If you, as an interviewer, want to gate-keep the position to people who can already do it under normal conditions, then pay the candidate to work with your team for a day or two, on an actual bug, to get data about "real" conditions. Otherwise, toy problems with arbitrary restrictions are fine, because the goal should be a fast-paced conversation. "I don't know how to do this, off the top of my head, but I'd research these topics to find out" is a much better interview than watching someone flounder on Stack Overflow for half an hour.
I wonder why (big) companies are not doing this already? Since they spend a ton in hiring?
Or does anyone know companies that actually do this?
Some places do, and it's often an enlightening experience for everyone. I'm a fan.
I think it's not as pervasive as we'd like because it costs money, probably more than you'd think, to pull all serious candidates through a paid process. Not only are you paying the candidates, you also need people dedicated to setting that process up and maintaining it for each candidate that comes through. Then you need someone to take time managing the contractor relationship that is necessary to pay them for their time. It's not a trivial process.
While I don't know for sure, I feel like a lot of companies thoroughly believe that it's a "buyer's market." I mean, even in an era where every executive is whining about "quiet quitting" (working assigned hours, then going home) and how "nobody wants to work" (for the offered salary under the offered conditions), they still have the nerve to ask "why do you want to work here," and expect candidates to answer in a way that verifies that they researched the company and have some passionate desire to be their employee.

▬▬▬

PROBLEM 1. Return the records below unchanged, from their first line up to and including the line containing "513, 249, 526]".

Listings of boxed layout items
▬▬▬

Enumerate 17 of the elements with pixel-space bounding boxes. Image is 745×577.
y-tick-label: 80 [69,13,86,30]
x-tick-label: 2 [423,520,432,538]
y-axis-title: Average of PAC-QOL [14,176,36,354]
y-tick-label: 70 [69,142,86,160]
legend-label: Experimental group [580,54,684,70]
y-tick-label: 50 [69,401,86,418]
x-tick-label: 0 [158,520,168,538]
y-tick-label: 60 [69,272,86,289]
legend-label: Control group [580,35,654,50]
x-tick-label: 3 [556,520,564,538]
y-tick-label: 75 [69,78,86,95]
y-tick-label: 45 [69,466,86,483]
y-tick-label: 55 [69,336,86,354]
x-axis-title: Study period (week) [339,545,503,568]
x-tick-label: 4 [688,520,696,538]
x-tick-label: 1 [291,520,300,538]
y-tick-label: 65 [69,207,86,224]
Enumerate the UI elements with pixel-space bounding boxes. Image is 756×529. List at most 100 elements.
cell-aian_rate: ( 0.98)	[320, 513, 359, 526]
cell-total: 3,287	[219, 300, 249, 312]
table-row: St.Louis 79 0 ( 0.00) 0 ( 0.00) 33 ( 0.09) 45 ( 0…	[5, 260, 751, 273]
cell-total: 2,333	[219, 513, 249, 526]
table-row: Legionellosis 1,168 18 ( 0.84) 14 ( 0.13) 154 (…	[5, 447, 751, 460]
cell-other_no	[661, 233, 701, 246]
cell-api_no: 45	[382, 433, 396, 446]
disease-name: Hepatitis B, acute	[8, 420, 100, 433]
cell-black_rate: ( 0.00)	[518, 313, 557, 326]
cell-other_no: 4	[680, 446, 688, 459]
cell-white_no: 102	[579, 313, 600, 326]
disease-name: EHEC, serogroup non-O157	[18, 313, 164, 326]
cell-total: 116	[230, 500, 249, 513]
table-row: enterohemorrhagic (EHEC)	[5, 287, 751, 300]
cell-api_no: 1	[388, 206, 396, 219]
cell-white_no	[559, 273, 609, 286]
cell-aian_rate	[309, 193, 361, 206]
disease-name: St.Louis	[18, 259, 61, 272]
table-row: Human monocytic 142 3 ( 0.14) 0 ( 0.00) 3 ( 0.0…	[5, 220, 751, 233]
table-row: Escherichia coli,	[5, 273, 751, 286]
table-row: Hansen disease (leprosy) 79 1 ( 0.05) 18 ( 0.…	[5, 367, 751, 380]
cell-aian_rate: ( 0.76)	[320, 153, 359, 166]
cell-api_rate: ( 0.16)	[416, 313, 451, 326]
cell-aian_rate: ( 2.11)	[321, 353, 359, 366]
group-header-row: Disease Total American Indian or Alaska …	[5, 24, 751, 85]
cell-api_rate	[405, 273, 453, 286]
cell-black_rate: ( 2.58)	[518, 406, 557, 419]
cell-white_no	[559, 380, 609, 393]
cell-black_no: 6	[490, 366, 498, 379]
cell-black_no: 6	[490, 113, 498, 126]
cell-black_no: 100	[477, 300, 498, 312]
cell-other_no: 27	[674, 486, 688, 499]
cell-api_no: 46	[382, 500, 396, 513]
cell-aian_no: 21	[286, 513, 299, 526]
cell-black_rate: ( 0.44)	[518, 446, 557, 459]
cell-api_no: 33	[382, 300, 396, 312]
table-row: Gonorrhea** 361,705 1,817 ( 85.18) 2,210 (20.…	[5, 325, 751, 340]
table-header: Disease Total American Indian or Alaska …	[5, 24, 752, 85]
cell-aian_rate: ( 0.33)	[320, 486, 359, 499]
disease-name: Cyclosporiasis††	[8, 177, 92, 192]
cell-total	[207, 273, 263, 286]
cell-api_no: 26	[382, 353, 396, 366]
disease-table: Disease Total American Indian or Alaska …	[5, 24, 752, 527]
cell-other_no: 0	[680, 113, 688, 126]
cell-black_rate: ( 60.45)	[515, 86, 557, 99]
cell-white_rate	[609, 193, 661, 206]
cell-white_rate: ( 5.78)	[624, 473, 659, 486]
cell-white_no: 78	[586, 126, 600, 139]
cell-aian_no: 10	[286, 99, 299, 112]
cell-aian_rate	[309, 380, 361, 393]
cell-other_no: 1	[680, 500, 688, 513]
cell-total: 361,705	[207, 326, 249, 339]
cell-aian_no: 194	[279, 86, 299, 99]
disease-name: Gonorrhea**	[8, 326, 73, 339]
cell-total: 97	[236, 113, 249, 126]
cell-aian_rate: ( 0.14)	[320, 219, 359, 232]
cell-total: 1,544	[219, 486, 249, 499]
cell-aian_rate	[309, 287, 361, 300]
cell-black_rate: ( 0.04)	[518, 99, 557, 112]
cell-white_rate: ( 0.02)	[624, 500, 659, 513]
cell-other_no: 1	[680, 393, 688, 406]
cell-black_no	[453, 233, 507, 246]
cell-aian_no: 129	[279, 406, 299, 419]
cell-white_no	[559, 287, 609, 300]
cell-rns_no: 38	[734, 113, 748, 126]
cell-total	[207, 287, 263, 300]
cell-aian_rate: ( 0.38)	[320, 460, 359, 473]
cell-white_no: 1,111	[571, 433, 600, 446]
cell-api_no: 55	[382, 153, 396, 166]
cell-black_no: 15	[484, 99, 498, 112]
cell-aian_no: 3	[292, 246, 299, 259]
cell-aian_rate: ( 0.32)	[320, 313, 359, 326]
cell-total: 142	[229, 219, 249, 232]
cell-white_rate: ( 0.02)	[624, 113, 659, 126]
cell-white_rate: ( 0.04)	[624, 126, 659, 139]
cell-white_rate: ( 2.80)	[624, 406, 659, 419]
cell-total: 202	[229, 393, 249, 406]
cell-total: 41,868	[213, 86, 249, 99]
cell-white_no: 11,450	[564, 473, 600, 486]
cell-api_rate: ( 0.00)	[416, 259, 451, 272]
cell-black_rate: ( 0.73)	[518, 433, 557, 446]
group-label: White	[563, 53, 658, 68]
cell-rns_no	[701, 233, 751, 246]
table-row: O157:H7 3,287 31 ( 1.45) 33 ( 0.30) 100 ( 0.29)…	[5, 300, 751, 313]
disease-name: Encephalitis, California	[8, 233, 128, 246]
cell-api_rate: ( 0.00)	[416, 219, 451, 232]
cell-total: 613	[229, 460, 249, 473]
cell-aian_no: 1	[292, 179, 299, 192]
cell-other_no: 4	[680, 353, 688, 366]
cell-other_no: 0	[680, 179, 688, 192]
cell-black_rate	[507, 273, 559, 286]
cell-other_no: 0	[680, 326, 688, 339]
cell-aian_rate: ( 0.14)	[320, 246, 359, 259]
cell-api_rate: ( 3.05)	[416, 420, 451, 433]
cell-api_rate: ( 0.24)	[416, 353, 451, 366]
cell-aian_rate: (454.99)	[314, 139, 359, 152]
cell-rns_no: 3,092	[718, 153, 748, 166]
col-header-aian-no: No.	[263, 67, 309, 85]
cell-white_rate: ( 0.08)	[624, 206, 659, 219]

▬▬▬

PROBLEM 2. Write the next part of the discussion about hiring interviews, starting after its final sentence.

TASK ANSWER 1.
Enumerate 17 of the elements with pixel-space bounding boxes. Image is 745×577.
y-tick-label: 80 [69,13,86,30]
x-tick-label: 2 [423,520,432,538]
y-axis-title: Average of PAC-QOL [14,176,36,354]
y-tick-label: 70 [69,142,86,160]
legend-label: Experimental group [580,54,684,70]
y-tick-label: 50 [69,401,86,418]
x-tick-label: 0 [158,520,168,538]
y-tick-label: 60 [69,272,86,289]
legend-label: Control group [580,35,654,50]
x-tick-label: 3 [556,520,564,538]
y-tick-label: 75 [69,78,86,95]
y-tick-label: 45 [69,466,86,483]
y-tick-label: 55 [69,336,86,354]
x-axis-title: Study period (week) [339,545,503,568]
x-tick-label: 4 [688,520,696,538]
x-tick-label: 1 [291,520,300,538]
y-tick-label: 65 [69,207,86,224]
Enumerate the UI elements with pixel-space bounding boxes. Image is 756×529. List at most 100 elements.
cell-aian_rate: ( 0.98)	[320, 513, 359, 526]
cell-total: 3,287	[219, 300, 249, 312]
table-row: St.Louis 79 0 ( 0.00) 0 ( 0.00) 33 ( 0.09) 45 ( 0…	[5, 260, 751, 273]
cell-total: 2,333	[219, 513, 249, 526]

TASK ANSWER 2.
Less cynically, after a couple of decades in the industry, I've concluded that any company past a certain size can't understand the idea of someone contributing immediately, without weeks of setting up their computer and being trained on unrelated products. When I interview, I actually ask what the position's expectations are for the first day, week, month, and quarter, and most of them don't have an answer before "month," and even that is rarely more than "maybe fix some minor bugs." (At my first job, the largest company that I've worked for, they didn't even have a desk for me, for the first week. And when they finally cleared a desk, it didn't have a computer on it...)
Agreed, the only value I find from these tests is that they can sometimes spot if someone is making very junior mistakes. But, it's so easy to not hire good people if you only trust in the tests.
There have also been studies on this, it's been known for years.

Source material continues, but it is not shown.